**Problems to work on:**
1. According to the interview on monitoring wastewater for the coronavirus, in which country did early monitoring work find the virus in wastewater mirroring rising case trends?
2. Duplicate, word for word, the passage of the wastewater interview between "Can wastewater reveal" and "measure of infection.", inclusive.

Document excerpt below:

Scientists around the world are studying the novel coronavirus (SARS-CoV-2) from many different perspectives in an effort to better understand how it infects humans and spreads from person to person. The goal is to identify this spread, find therapies for neutralising and eliminate it. One approach being taken by researchers is to examine wastewater to track coronavirus infection trends. Researchers at the University of Sheffield are developing new techniques that could be used for a number of potential uses including to identify a second wave of the pandemic. Vanessa Speight, Professor of Integrated Water Systems, Department of Civil and Structural Engineering, University of Sheffield, UK, in a conversation with Raelene Kambli explains more about this research
Can you elaborate more on the current research work undertaken by your team and the key findings?
The University of Sheffield was part of an international expert group who worked to develop consensus on methods and approaches to monitor wastewater systems for the presence of SARS CoV-2 virus genetic material. The key findings are:
- monitoring wastewater for SARS CoV-2 genetic material could be useful in identifying occurrence and trends in COVID-19 infection at a community scale.
- guidance on sampling protocols.
- a prioritised list of further research needs to better develop this approach to understand infection in communities.
How can wastewater be a source to detect the occurrence of SARS-CoV-2?
Several studies have demonstrated that people infected with COVID-19 shed viruses in their fecal matter. So, we can take samples from the sewer network to look for the virus to get an overview of its occurrence across the area that the sewer network serves. Some early monitoring work in the Netherlands showed that the virus was present in wastewater and mirrored trends in increasing cases (https://www.medrxiv.org/content/10.1101/2020.03.29.20045880v1).
We do not yet fully understand how much virus is released for different individuals during different stages of disease. So, that is a further area of active research that will help refine this approach. It is important to note that the tests detect the genetic material of the virus, not the actual virus itself. Hence, there is no way for these tests to indicate whether the virus is alive or dead, only that it was once present.
Can wastewater reveal changes in the infection pressure as well?
Tracking the presence of the genetic material over time can show if there is a rising or falling trend in coronavirus presence in the community that is being sampled. So, this detection could be helpful in showing when infection rates are increasing, possibly even to identify particular areas within a community that have higher rates of infection or to identify that a second wave of infection appears to be starting. Right now, we do not have enough information to translate the genetic marker data into an exact number of infections, but this is an active area of research. We believe that this information is most valuable as additional information alongside traditional public health information on testing, cases, etc. rather than serving as a standalone measure of infection.
So, you say that this research is significant to track a second wave of COVID-19?
Yes, if the wastewater samples show a large increase in virus genetic material above historic levels, it could be an indication that a second wave is taking place. Note that this research was focussed on communities with centralised sewerage systems. There may also be the potential to sample in decentralised wastewater facilities like latrines but that has not been attempted yet to my knowledge.
Do you know of any scientific evidence that states its effectiveness, apart from that of the University of Sheffield?

End of Document excerpt.
Given information below:

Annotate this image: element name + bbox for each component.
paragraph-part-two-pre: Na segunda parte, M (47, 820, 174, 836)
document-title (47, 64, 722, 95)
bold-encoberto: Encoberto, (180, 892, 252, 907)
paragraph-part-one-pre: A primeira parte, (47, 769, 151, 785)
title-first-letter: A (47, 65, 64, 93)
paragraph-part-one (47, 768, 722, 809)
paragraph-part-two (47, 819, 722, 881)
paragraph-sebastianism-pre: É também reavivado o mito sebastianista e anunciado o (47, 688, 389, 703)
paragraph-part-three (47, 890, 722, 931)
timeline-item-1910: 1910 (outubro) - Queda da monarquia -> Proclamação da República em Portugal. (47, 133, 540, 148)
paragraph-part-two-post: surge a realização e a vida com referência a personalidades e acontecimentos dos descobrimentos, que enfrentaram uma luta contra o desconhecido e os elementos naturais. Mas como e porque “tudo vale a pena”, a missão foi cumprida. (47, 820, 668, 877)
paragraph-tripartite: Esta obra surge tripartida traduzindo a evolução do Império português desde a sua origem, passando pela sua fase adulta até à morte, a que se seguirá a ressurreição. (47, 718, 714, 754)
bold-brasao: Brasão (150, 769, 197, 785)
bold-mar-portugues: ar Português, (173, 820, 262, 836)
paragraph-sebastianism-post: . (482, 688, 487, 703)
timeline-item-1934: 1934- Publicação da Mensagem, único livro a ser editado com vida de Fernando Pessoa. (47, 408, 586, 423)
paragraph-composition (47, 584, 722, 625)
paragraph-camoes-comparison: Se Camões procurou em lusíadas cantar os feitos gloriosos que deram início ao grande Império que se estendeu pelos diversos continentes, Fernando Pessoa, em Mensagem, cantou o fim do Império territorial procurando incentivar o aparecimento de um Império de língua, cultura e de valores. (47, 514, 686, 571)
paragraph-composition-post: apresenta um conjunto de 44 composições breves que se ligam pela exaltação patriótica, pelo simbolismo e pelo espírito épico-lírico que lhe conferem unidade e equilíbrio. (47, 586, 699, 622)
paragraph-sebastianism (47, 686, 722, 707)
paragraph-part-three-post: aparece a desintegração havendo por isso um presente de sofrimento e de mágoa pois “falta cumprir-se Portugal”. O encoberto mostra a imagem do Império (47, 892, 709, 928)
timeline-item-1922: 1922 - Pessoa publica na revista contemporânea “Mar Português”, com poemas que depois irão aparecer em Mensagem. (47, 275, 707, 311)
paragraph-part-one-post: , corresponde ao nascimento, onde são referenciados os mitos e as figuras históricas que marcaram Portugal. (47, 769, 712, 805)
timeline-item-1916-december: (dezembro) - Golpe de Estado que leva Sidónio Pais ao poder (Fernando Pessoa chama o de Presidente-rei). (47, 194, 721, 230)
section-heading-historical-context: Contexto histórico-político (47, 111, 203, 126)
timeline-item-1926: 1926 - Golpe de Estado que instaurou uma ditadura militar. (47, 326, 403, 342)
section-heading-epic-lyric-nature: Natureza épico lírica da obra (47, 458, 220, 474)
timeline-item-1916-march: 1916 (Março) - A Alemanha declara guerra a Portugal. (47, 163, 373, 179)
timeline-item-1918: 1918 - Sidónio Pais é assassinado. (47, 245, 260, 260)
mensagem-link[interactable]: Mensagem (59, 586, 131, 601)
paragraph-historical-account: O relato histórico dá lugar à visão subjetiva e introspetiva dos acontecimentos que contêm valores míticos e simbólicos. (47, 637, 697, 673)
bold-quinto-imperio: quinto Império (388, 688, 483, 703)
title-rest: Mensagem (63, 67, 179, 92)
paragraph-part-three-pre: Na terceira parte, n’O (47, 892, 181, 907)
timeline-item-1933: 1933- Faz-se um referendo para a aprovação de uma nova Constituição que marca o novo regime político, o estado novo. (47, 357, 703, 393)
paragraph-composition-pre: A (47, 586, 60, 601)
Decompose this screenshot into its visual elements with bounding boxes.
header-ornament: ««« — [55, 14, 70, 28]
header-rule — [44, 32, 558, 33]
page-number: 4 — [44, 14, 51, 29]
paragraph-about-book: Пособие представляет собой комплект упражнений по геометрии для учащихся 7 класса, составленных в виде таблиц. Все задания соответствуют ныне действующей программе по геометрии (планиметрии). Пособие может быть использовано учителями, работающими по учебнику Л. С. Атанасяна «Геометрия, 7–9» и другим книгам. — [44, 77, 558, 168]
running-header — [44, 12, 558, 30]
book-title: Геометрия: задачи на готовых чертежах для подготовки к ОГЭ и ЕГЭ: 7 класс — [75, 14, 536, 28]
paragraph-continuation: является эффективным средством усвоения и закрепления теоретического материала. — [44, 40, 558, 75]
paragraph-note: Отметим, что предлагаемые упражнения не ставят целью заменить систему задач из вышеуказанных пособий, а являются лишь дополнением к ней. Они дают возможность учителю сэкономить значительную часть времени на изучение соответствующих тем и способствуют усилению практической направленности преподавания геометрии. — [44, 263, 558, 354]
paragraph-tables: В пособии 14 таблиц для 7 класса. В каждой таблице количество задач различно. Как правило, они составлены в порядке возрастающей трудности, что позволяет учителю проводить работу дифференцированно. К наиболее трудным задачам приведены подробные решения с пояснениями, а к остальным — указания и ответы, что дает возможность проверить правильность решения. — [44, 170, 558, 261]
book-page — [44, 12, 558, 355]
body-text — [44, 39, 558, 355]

End of Given information.

**Your responses:**
1. The Netherlands.

2.
Can wastewater reveal changes in the infection pressure as well?
Tracking the presence of the genetic material over time can show if there is a rising or falling trend in coronavirus presence in the community that is being sampled. So, this detection could be helpful in showing when infection rates are increasing, possibly even to identify particular areas within a community that have higher rates of infection or to identify that a second wave of infection appears to be starting. Right now, we do not have enough information to translate the genetic marker data into an exact number of infections, but this is an active area of research. We believe that this information is most valuable as additional information alongside traditional public health information on testing, cases, etc. rather than serving as a standalone measure of infection.